# Start of ITEMS
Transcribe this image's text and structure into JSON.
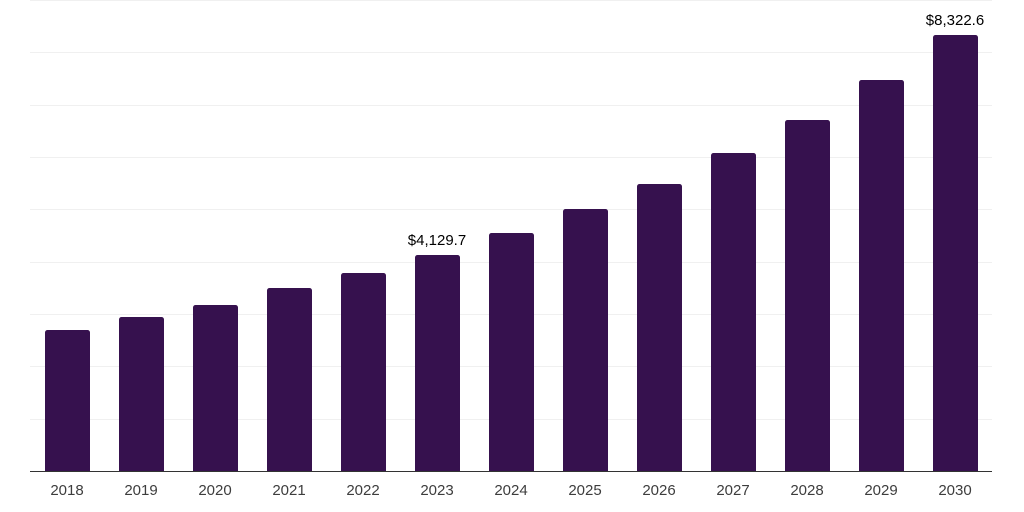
{
  "chart_data": {
    "type": "bar",
    "title": "",
    "xlabel": "",
    "ylabel": "",
    "categories": [
      "2018",
      "2019",
      "2020",
      "2021",
      "2022",
      "2023",
      "2024",
      "2025",
      "2026",
      "2027",
      "2028",
      "2029",
      "2030"
    ],
    "values": [
      2700,
      2940,
      3180,
      3490,
      3780,
      4129.7,
      4550,
      5000,
      5490,
      6080,
      6710,
      7480,
      8322.6
    ],
    "data_labels": [
      "",
      "",
      "",
      "",
      "",
      "$4,129.7",
      "",
      "",
      "",
      "",
      "",
      "",
      "$8,322.6"
    ],
    "ylim": [
      0,
      9000
    ],
    "gridline_step": 1000,
    "grid": "horizontal-only",
    "legend": "none",
    "y_axis_labels_visible": false,
    "colors": {
      "bar": "#36114E",
      "background": "#FFFFFF",
      "gridline": "#F0F0F0",
      "axis_line": "#333333",
      "tick_label": "#3D3D3D",
      "data_label": "#000000"
    }
  }
}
# End of ITEMS
OBJECTIVE - Write out every line above exactly as it is, leaving out the pictures.

OUTPUT FOR THIS TASK -
Transcribe this image's text and structure into JSON.
{
  "chart_data": {
    "type": "bar",
    "title": "",
    "xlabel": "",
    "ylabel": "",
    "categories": [
      "2018",
      "2019",
      "2020",
      "2021",
      "2022",
      "2023",
      "2024",
      "2025",
      "2026",
      "2027",
      "2028",
      "2029",
      "2030"
    ],
    "values": [
      2700,
      2940,
      3180,
      3490,
      3780,
      4129.7,
      4550,
      5000,
      5490,
      6080,
      6710,
      7480,
      8322.6
    ],
    "data_labels": [
      "",
      "",
      "",
      "",
      "",
      "$4,129.7",
      "",
      "",
      "",
      "",
      "",
      "",
      "$8,322.6"
    ],
    "ylim": [
      0,
      9000
    ],
    "gridline_step": 1000,
    "grid": "horizontal-only",
    "legend": "none",
    "y_axis_labels_visible": false,
    "colors": {
      "bar": "#36114E",
      "background": "#FFFFFF",
      "gridline": "#F0F0F0",
      "axis_line": "#333333",
      "tick_label": "#3D3D3D",
      "data_label": "#000000"
    }
  }
}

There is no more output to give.